BEGIN LISTED RECORDS

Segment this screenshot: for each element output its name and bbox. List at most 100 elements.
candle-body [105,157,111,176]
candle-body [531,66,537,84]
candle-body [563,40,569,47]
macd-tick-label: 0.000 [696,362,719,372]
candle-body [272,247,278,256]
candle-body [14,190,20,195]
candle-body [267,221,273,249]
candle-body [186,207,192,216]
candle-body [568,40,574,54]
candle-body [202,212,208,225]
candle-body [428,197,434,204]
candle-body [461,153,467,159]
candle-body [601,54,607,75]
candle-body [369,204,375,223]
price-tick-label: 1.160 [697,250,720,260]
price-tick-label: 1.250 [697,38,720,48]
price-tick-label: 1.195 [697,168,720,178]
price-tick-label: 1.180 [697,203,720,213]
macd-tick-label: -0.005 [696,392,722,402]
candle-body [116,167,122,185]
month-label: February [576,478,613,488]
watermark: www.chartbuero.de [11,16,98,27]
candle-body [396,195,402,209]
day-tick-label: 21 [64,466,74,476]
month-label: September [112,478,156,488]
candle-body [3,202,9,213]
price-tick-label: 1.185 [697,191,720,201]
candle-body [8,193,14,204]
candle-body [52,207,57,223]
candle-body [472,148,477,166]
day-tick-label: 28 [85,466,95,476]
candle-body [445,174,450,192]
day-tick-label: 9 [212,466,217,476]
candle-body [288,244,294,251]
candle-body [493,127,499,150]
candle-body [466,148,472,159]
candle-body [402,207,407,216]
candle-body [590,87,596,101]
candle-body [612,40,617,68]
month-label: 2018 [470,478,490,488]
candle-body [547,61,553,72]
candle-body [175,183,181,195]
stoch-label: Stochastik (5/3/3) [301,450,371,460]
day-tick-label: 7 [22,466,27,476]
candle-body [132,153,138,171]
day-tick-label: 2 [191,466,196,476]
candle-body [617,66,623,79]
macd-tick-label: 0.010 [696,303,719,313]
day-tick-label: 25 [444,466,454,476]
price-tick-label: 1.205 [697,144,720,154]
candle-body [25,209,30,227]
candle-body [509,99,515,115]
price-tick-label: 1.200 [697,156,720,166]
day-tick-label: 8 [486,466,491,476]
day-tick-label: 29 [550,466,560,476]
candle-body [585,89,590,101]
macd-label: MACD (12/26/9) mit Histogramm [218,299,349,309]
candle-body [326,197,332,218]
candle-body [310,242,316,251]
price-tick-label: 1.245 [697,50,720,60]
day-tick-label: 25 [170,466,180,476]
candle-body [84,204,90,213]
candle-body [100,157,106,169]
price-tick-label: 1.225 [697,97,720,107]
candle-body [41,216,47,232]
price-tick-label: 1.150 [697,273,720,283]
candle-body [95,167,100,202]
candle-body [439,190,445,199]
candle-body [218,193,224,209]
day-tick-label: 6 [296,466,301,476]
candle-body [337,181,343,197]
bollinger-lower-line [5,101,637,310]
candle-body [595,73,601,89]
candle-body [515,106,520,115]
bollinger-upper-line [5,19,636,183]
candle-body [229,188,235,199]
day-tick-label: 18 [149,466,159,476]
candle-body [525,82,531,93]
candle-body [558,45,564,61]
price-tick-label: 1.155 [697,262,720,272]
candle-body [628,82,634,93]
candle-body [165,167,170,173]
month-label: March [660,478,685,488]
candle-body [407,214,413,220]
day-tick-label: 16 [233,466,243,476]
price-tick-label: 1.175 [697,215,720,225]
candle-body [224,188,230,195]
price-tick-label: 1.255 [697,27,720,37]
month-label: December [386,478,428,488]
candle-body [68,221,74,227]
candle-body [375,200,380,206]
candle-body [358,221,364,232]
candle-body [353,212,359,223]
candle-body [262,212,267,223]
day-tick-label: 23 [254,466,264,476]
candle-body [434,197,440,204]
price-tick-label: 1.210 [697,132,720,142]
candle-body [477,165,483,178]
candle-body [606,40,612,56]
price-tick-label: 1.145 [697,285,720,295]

END LISTED RECORDS
BEGIN LISTED RECORDS

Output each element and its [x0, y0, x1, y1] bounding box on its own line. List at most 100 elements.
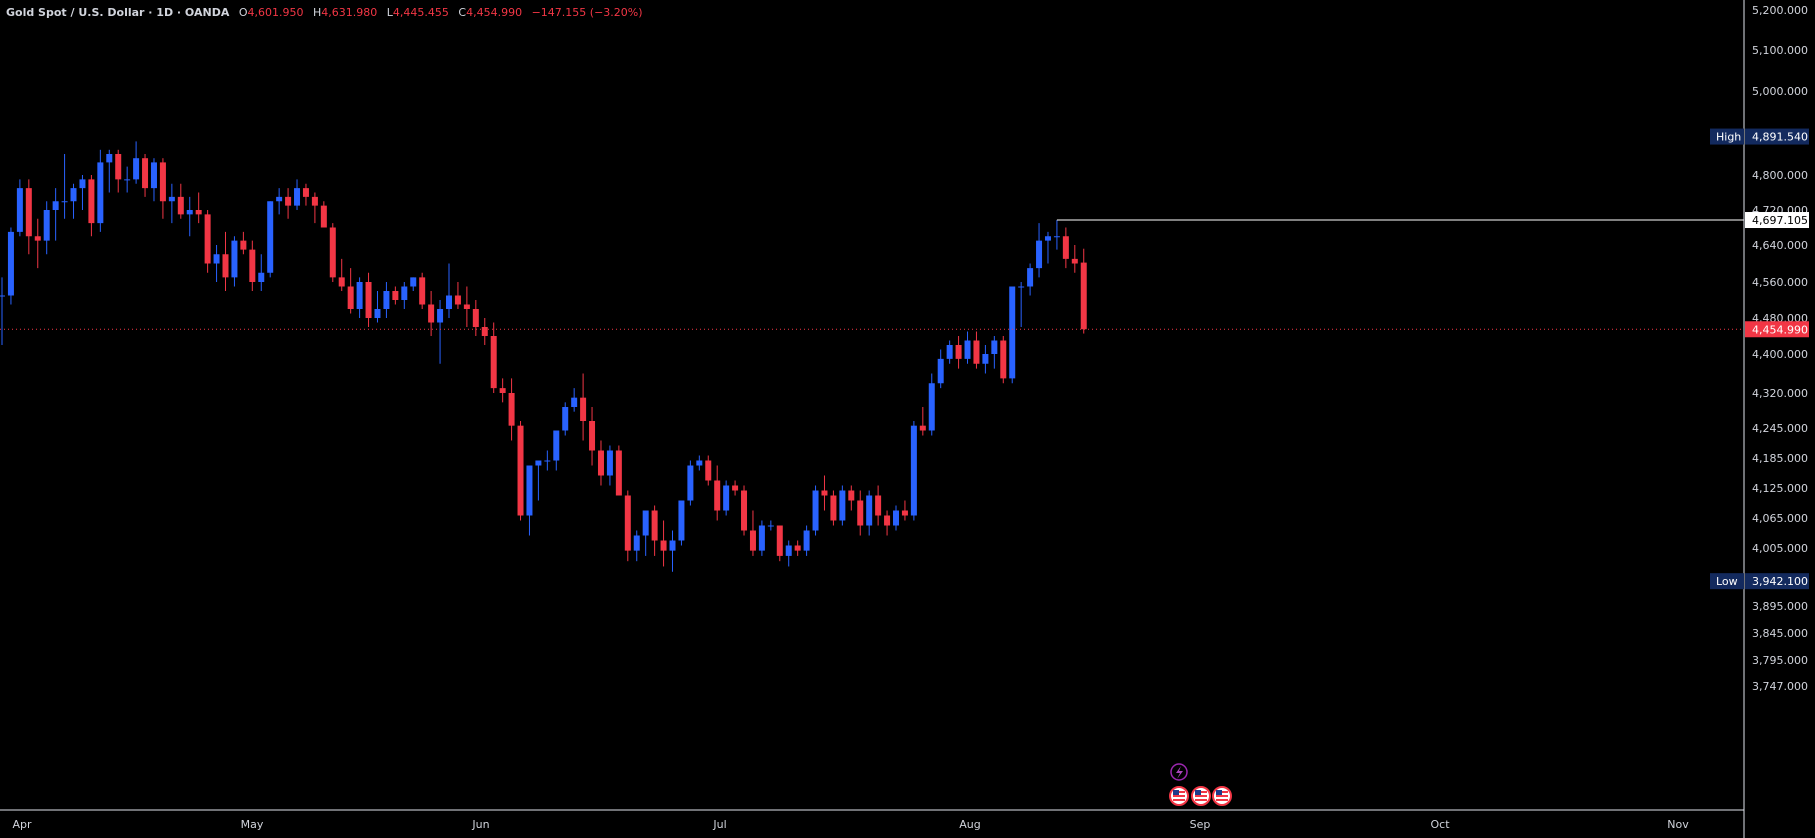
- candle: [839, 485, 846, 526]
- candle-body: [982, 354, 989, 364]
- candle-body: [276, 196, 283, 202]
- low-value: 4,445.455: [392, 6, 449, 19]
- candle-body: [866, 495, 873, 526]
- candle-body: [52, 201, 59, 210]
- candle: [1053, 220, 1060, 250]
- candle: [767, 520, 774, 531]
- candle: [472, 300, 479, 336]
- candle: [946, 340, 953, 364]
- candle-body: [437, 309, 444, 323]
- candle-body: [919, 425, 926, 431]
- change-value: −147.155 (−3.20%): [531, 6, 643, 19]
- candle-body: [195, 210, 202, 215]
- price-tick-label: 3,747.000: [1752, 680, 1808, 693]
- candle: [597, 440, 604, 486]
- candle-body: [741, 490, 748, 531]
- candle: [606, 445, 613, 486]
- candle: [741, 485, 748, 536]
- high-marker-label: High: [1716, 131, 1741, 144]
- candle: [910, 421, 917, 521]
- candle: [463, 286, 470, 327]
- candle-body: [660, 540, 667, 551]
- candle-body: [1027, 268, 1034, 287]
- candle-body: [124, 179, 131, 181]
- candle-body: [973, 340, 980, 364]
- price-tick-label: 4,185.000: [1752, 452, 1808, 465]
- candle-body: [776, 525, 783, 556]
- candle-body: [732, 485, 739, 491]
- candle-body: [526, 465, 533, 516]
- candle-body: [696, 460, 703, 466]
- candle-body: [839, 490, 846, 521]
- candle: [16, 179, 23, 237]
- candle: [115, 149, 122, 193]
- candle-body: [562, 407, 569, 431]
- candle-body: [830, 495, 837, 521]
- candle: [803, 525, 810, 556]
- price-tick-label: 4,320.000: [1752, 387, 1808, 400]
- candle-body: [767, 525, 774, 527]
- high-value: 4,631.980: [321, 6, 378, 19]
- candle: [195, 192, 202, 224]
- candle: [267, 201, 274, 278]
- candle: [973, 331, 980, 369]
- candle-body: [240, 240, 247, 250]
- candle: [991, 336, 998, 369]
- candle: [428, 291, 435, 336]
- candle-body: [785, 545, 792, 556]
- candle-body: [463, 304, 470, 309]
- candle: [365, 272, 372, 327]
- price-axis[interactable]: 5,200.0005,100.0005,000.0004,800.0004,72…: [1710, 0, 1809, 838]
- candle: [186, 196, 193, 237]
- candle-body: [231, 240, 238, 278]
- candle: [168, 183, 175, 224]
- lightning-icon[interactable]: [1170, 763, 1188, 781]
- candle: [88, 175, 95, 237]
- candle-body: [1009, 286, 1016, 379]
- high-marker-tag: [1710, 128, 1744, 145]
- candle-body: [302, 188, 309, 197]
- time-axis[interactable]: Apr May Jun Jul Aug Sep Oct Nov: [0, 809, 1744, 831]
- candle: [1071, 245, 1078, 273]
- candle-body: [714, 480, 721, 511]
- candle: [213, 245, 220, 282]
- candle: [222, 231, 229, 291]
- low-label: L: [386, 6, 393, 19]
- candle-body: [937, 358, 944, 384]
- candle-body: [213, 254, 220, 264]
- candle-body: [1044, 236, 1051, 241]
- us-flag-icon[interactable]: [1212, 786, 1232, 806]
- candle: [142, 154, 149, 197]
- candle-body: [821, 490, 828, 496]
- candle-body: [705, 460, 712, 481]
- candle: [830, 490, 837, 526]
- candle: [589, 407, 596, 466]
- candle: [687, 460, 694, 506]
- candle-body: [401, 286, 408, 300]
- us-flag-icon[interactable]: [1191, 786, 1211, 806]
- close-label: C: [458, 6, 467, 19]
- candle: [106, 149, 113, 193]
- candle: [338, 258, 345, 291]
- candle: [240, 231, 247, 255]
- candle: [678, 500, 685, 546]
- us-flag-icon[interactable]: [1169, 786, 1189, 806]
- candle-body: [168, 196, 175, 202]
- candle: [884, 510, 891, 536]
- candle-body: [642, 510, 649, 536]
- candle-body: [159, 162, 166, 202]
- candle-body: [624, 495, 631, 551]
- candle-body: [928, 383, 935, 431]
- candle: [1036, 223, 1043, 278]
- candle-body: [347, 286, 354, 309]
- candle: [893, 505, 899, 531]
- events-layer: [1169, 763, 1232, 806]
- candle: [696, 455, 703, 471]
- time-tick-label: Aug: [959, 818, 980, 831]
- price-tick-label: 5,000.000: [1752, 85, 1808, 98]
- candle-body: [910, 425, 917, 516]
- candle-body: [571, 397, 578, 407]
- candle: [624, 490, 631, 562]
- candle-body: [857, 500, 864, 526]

END LISTED RECORDS

WHAT IS REQUIRED —
Please retype the data character for character, starting with the line containing "Segment this screenshot: for" and going on through the line containing "candle-body [14,190,20,195]".

ANSWER TO THE PROBLEM —
Segment this screenshot: for each element output its name and bbox. List at most 100 elements.
candle-body [105,157,111,176]
candle-body [531,66,537,84]
candle-body [563,40,569,47]
macd-tick-label: 0.000 [696,362,719,372]
candle-body [272,247,278,256]
candle-body [14,190,20,195]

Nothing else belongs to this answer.